▸ **Problem to solve**
Reproduce the records below in full and without edits, omitting images.

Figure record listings
==========
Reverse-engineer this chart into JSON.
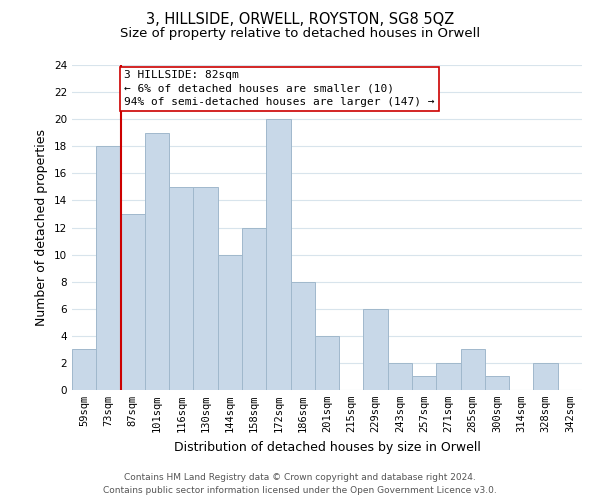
{
  "title": "3, HILLSIDE, ORWELL, ROYSTON, SG8 5QZ",
  "subtitle": "Size of property relative to detached houses in Orwell",
  "xlabel": "Distribution of detached houses by size in Orwell",
  "ylabel": "Number of detached properties",
  "bin_labels": [
    "59sqm",
    "73sqm",
    "87sqm",
    "101sqm",
    "116sqm",
    "130sqm",
    "144sqm",
    "158sqm",
    "172sqm",
    "186sqm",
    "201sqm",
    "215sqm",
    "229sqm",
    "243sqm",
    "257sqm",
    "271sqm",
    "285sqm",
    "300sqm",
    "314sqm",
    "328sqm",
    "342sqm"
  ],
  "bar_heights": [
    3,
    18,
    13,
    19,
    15,
    15,
    10,
    12,
    20,
    8,
    4,
    0,
    6,
    2,
    1,
    2,
    3,
    1,
    0,
    2,
    0
  ],
  "bar_color": "#c8d8e8",
  "bar_edge_color": "#a0b8cc",
  "vline_x_index": 2,
  "vline_color": "#cc0000",
  "annotation_text": "3 HILLSIDE: 82sqm\n← 6% of detached houses are smaller (10)\n94% of semi-detached houses are larger (147) →",
  "annotation_box_color": "#ffffff",
  "annotation_box_edge_color": "#cc0000",
  "ylim": [
    0,
    24
  ],
  "yticks": [
    0,
    2,
    4,
    6,
    8,
    10,
    12,
    14,
    16,
    18,
    20,
    22,
    24
  ],
  "grid_color": "#d8e4ec",
  "footer_line1": "Contains HM Land Registry data © Crown copyright and database right 2024.",
  "footer_line2": "Contains public sector information licensed under the Open Government Licence v3.0.",
  "title_fontsize": 10.5,
  "subtitle_fontsize": 9.5,
  "xlabel_fontsize": 9,
  "ylabel_fontsize": 9,
  "tick_fontsize": 7.5,
  "annotation_fontsize": 8,
  "footer_fontsize": 6.5
}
==========
▸ **Solution**
Reverse-engineer this chart into JSON.
{
  "title": "3, HILLSIDE, ORWELL, ROYSTON, SG8 5QZ",
  "subtitle": "Size of property relative to detached houses in Orwell",
  "xlabel": "Distribution of detached houses by size in Orwell",
  "ylabel": "Number of detached properties",
  "bin_labels": [
    "59sqm",
    "73sqm",
    "87sqm",
    "101sqm",
    "116sqm",
    "130sqm",
    "144sqm",
    "158sqm",
    "172sqm",
    "186sqm",
    "201sqm",
    "215sqm",
    "229sqm",
    "243sqm",
    "257sqm",
    "271sqm",
    "285sqm",
    "300sqm",
    "314sqm",
    "328sqm",
    "342sqm"
  ],
  "bar_heights": [
    3,
    18,
    13,
    19,
    15,
    15,
    10,
    12,
    20,
    8,
    4,
    0,
    6,
    2,
    1,
    2,
    3,
    1,
    0,
    2,
    0
  ],
  "bar_color": "#c8d8e8",
  "bar_edge_color": "#a0b8cc",
  "vline_x_index": 2,
  "vline_color": "#cc0000",
  "annotation_text": "3 HILLSIDE: 82sqm\n← 6% of detached houses are smaller (10)\n94% of semi-detached houses are larger (147) →",
  "annotation_box_color": "#ffffff",
  "annotation_box_edge_color": "#cc0000",
  "ylim": [
    0,
    24
  ],
  "yticks": [
    0,
    2,
    4,
    6,
    8,
    10,
    12,
    14,
    16,
    18,
    20,
    22,
    24
  ],
  "grid_color": "#d8e4ec",
  "footer_line1": "Contains HM Land Registry data © Crown copyright and database right 2024.",
  "footer_line2": "Contains public sector information licensed under the Open Government Licence v3.0.",
  "title_fontsize": 10.5,
  "subtitle_fontsize": 9.5,
  "xlabel_fontsize": 9,
  "ylabel_fontsize": 9,
  "tick_fontsize": 7.5,
  "annotation_fontsize": 8,
  "footer_fontsize": 6.5
}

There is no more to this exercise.